─── Input rows

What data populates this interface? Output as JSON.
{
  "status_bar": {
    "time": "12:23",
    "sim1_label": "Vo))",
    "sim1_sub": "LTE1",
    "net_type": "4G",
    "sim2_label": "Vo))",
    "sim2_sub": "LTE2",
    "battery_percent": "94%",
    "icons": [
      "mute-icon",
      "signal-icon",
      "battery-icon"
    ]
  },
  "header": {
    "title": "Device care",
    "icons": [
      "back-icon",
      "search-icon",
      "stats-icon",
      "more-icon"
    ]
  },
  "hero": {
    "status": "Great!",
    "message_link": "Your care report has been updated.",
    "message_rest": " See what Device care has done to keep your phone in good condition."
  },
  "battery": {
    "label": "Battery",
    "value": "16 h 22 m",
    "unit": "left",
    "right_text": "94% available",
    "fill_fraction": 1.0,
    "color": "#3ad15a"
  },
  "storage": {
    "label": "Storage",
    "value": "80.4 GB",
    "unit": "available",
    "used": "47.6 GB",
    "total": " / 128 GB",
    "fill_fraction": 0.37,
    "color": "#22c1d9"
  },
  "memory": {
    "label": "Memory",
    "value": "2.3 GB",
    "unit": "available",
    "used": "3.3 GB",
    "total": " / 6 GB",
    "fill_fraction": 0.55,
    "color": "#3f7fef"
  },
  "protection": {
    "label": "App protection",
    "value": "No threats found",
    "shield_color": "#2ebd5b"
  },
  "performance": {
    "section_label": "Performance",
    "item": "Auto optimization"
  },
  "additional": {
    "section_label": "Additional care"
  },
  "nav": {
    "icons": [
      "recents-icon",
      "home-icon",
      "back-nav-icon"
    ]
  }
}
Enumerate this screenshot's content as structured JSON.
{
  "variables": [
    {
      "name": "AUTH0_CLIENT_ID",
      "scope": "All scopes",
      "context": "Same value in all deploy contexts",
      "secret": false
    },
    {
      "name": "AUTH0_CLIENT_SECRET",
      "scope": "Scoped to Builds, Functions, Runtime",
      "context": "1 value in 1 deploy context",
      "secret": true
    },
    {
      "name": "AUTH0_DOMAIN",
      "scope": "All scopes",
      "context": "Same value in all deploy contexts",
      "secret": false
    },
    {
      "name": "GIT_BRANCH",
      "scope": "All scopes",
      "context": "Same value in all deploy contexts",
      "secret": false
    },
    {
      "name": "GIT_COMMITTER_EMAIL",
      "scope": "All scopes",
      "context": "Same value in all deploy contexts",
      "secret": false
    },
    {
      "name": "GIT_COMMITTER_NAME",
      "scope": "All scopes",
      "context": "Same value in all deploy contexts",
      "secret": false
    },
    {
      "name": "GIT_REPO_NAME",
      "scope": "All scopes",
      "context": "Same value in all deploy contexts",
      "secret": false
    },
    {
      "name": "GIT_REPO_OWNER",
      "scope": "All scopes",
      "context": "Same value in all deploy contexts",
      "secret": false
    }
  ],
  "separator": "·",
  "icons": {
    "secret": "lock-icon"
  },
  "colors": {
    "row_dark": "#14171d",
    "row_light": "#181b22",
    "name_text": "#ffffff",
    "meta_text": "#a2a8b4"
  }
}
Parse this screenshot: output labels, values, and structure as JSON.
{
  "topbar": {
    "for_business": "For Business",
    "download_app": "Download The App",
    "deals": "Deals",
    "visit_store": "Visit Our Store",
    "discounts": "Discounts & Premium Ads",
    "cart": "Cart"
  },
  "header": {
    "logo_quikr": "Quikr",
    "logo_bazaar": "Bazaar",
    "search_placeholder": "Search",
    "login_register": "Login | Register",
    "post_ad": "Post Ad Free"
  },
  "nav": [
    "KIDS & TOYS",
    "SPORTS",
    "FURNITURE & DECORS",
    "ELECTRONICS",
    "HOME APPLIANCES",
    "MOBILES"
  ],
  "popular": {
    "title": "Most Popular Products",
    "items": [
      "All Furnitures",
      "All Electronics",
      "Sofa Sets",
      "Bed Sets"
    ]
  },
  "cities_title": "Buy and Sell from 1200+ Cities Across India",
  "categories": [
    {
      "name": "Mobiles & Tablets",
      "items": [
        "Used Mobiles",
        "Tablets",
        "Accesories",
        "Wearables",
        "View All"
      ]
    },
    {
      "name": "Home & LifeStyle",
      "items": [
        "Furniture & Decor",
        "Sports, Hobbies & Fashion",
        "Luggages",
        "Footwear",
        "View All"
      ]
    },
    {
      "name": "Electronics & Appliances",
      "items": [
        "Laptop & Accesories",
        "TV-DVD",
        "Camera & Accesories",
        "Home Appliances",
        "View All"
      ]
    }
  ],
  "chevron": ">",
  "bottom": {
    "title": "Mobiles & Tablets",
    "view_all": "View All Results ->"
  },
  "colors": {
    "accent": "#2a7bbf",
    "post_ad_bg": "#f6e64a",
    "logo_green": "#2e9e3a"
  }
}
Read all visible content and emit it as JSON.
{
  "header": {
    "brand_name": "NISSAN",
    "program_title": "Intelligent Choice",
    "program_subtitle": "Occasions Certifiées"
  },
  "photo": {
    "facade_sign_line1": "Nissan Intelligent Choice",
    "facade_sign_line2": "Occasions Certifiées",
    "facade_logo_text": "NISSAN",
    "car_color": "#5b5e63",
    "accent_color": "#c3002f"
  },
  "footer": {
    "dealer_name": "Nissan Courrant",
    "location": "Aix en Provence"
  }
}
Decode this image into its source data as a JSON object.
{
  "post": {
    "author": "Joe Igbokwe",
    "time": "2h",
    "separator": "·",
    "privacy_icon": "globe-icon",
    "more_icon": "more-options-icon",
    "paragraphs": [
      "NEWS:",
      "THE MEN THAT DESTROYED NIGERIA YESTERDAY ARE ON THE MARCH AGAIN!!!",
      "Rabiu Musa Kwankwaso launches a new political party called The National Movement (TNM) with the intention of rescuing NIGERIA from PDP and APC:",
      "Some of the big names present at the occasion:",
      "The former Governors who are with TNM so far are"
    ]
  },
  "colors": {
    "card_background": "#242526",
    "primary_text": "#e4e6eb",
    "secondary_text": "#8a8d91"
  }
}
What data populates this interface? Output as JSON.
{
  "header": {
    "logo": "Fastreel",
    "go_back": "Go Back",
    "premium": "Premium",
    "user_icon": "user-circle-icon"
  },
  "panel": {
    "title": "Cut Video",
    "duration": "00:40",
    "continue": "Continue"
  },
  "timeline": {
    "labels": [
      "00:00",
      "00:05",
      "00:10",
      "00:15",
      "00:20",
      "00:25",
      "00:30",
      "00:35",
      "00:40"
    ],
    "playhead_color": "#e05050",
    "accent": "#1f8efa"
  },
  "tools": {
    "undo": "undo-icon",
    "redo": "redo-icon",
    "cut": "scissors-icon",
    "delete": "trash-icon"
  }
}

──────

◆ Written exercise
Show all lines in the entries above where the word "from" appears.

◆ Result of this exercise
  "cities_title": "Buy and Sell from 1200+ Cities Across India",
      "Rabiu Musa Kwankwaso launches a new political party called The National Movement (TNM) with the intention of rescuing NIGERIA from PDP and APC:",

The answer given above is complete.